From the entries that follow, pick out all lines holding "เฉพาะเจาะจง".

** start Exercise inputs **

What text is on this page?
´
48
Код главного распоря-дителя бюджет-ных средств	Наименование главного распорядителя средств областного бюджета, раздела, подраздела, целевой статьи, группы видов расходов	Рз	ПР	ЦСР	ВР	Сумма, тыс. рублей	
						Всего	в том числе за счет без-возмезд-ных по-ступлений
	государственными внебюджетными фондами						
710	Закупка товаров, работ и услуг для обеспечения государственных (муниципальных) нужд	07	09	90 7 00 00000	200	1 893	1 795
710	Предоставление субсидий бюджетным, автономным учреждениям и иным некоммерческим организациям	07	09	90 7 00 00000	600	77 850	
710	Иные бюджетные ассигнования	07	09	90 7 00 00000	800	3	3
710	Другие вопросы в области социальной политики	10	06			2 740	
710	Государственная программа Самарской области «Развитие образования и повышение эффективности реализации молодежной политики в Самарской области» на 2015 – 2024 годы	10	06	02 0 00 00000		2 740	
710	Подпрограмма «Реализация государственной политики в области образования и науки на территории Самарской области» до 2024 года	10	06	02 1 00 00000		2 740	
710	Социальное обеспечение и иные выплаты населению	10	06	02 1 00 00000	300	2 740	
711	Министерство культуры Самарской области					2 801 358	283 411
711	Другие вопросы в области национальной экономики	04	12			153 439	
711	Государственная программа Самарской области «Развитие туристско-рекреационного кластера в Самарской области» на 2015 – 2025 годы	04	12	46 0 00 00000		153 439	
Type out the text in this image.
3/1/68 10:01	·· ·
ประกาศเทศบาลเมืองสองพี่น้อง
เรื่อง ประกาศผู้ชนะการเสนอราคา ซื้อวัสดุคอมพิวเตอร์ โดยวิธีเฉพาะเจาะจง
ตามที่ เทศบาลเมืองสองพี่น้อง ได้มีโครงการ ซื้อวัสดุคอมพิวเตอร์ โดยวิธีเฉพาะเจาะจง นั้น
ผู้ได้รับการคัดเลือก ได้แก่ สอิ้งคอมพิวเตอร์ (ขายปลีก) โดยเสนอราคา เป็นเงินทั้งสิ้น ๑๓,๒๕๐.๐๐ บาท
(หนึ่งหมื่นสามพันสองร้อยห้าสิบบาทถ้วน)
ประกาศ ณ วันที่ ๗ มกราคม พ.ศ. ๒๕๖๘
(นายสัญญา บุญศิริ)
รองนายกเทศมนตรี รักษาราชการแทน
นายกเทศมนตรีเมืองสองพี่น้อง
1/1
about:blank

** end Exercise inputs **

Written reply>
เรื่อง ประกาศผู้ชนะการเสนอราคา ซื้อวัสดุคอมพิวเตอร์ โดยวิธีเฉพาะเจาะจง
ตามที่ เทศบาลเมืองสองพี่น้อง ได้มีโครงการ ซื้อวัสดุคอมพิวเตอร์ โดยวิธีเฉพาะเจาะจง นั้น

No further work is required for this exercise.